Supplied entries |
[Begin]

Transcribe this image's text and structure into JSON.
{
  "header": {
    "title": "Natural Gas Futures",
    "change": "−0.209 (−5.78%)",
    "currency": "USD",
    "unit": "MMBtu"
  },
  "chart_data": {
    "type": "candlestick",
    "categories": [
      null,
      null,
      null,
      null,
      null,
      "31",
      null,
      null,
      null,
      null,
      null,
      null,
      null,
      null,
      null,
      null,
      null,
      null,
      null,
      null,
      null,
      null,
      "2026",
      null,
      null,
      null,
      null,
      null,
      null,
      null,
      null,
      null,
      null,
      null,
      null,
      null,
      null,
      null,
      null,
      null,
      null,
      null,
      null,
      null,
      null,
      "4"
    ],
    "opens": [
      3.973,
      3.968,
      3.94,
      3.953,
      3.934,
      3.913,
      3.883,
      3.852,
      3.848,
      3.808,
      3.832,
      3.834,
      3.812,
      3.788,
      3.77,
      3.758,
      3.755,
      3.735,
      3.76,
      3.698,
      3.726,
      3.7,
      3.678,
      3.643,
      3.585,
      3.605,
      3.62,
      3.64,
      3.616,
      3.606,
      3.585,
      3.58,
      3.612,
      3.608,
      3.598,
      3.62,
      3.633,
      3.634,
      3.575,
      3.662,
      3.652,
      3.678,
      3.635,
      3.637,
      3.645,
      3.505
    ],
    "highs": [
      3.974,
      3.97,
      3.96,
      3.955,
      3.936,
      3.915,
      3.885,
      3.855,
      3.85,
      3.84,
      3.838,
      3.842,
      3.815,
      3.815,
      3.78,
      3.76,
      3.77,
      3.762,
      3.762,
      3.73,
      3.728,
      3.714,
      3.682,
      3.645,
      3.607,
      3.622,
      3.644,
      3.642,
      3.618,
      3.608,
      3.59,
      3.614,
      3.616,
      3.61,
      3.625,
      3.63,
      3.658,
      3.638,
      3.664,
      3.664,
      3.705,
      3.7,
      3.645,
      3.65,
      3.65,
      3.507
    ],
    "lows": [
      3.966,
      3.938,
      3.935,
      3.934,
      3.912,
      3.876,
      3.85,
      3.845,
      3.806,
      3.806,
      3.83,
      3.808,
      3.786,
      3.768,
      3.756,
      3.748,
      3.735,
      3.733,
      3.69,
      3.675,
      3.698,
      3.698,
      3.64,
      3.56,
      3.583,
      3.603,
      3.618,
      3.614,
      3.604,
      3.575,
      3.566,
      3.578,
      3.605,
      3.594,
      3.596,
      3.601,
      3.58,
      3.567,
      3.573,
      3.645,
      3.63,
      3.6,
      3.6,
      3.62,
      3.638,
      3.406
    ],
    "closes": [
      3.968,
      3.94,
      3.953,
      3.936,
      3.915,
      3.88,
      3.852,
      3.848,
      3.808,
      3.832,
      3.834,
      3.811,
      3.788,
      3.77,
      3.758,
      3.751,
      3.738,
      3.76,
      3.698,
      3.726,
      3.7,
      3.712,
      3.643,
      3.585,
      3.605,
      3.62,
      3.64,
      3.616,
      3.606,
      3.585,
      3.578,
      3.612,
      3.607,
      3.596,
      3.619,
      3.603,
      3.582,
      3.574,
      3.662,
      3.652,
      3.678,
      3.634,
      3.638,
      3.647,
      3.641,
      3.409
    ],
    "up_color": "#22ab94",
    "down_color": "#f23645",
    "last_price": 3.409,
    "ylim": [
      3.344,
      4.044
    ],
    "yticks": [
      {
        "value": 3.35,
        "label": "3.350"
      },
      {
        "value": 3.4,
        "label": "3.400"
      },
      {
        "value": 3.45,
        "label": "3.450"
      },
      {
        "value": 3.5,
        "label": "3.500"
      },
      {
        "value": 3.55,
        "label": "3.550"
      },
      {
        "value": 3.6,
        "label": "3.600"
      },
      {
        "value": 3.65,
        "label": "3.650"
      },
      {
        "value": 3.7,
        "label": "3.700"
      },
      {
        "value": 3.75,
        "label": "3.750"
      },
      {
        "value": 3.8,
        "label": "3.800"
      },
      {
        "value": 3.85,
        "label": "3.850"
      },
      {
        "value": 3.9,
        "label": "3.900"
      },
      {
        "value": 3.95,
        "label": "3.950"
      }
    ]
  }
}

[End]

Instructions for the task |
Retype all of the material above with every character intact.

The answer |
Transcribe this image's text and structure into JSON.
{
  "header": {
    "title": "Natural Gas Futures",
    "change": "−0.209 (−5.78%)",
    "currency": "USD",
    "unit": "MMBtu"
  },
  "chart_data": {
    "type": "candlestick",
    "categories": [
      null,
      null,
      null,
      null,
      null,
      "31",
      null,
      null,
      null,
      null,
      null,
      null,
      null,
      null,
      null,
      null,
      null,
      null,
      null,
      null,
      null,
      null,
      "2026",
      null,
      null,
      null,
      null,
      null,
      null,
      null,
      null,
      null,
      null,
      null,
      null,
      null,
      null,
      null,
      null,
      null,
      null,
      null,
      null,
      null,
      null,
      "4"
    ],
    "opens": [
      3.973,
      3.968,
      3.94,
      3.953,
      3.934,
      3.913,
      3.883,
      3.852,
      3.848,
      3.808,
      3.832,
      3.834,
      3.812,
      3.788,
      3.77,
      3.758,
      3.755,
      3.735,
      3.76,
      3.698,
      3.726,
      3.7,
      3.678,
      3.643,
      3.585,
      3.605,
      3.62,
      3.64,
      3.616,
      3.606,
      3.585,
      3.58,
      3.612,
      3.608,
      3.598,
      3.62,
      3.633,
      3.634,
      3.575,
      3.662,
      3.652,
      3.678,
      3.635,
      3.637,
      3.645,
      3.505
    ],
    "highs": [
      3.974,
      3.97,
      3.96,
      3.955,
      3.936,
      3.915,
      3.885,
      3.855,
      3.85,
      3.84,
      3.838,
      3.842,
      3.815,
      3.815,
      3.78,
      3.76,
      3.77,
      3.762,
      3.762,
      3.73,
      3.728,
      3.714,
      3.682,
      3.645,
      3.607,
      3.622,
      3.644,
      3.642,
      3.618,
      3.608,
      3.59,
      3.614,
      3.616,
      3.61,
      3.625,
      3.63,
      3.658,
      3.638,
      3.664,
      3.664,
      3.705,
      3.7,
      3.645,
      3.65,
      3.65,
      3.507
    ],
    "lows": [
      3.966,
      3.938,
      3.935,
      3.934,
      3.912,
      3.876,
      3.85,
      3.845,
      3.806,
      3.806,
      3.83,
      3.808,
      3.786,
      3.768,
      3.756,
      3.748,
      3.735,
      3.733,
      3.69,
      3.675,
      3.698,
      3.698,
      3.64,
      3.56,
      3.583,
      3.603,
      3.618,
      3.614,
      3.604,
      3.575,
      3.566,
      3.578,
      3.605,
      3.594,
      3.596,
      3.601,
      3.58,
      3.567,
      3.573,
      3.645,
      3.63,
      3.6,
      3.6,
      3.62,
      3.638,
      3.406
    ],
    "closes": [
      3.968,
      3.94,
      3.953,
      3.936,
      3.915,
      3.88,
      3.852,
      3.848,
      3.808,
      3.832,
      3.834,
      3.811,
      3.788,
      3.77,
      3.758,
      3.751,
      3.738,
      3.76,
      3.698,
      3.726,
      3.7,
      3.712,
      3.643,
      3.585,
      3.605,
      3.62,
      3.64,
      3.616,
      3.606,
      3.585,
      3.578,
      3.612,
      3.607,
      3.596,
      3.619,
      3.603,
      3.582,
      3.574,
      3.662,
      3.652,
      3.678,
      3.634,
      3.638,
      3.647,
      3.641,
      3.409
    ],
    "up_color": "#22ab94",
    "down_color": "#f23645",
    "last_price": 3.409,
    "ylim": [
      3.344,
      4.044
    ],
    "yticks": [
      {
        "value": 3.35,
        "label": "3.350"
      },
      {
        "value": 3.4,
        "label": "3.400"
      },
      {
        "value": 3.45,
        "label": "3.450"
      },
      {
        "value": 3.5,
        "label": "3.500"
      },
      {
        "value": 3.55,
        "label": "3.550"
      },
      {
        "value": 3.6,
        "label": "3.600"
      },
      {
        "value": 3.65,
        "label": "3.650"
      },
      {
        "value": 3.7,
        "label": "3.700"
      },
      {
        "value": 3.75,
        "label": "3.750"
      },
      {
        "value": 3.8,
        "label": "3.800"
      },
      {
        "value": 3.85,
        "label": "3.850"
      },
      {
        "value": 3.9,
        "label": "3.900"
      },
      {
        "value": 3.95,
        "label": "3.950"
      }
    ]
  }
}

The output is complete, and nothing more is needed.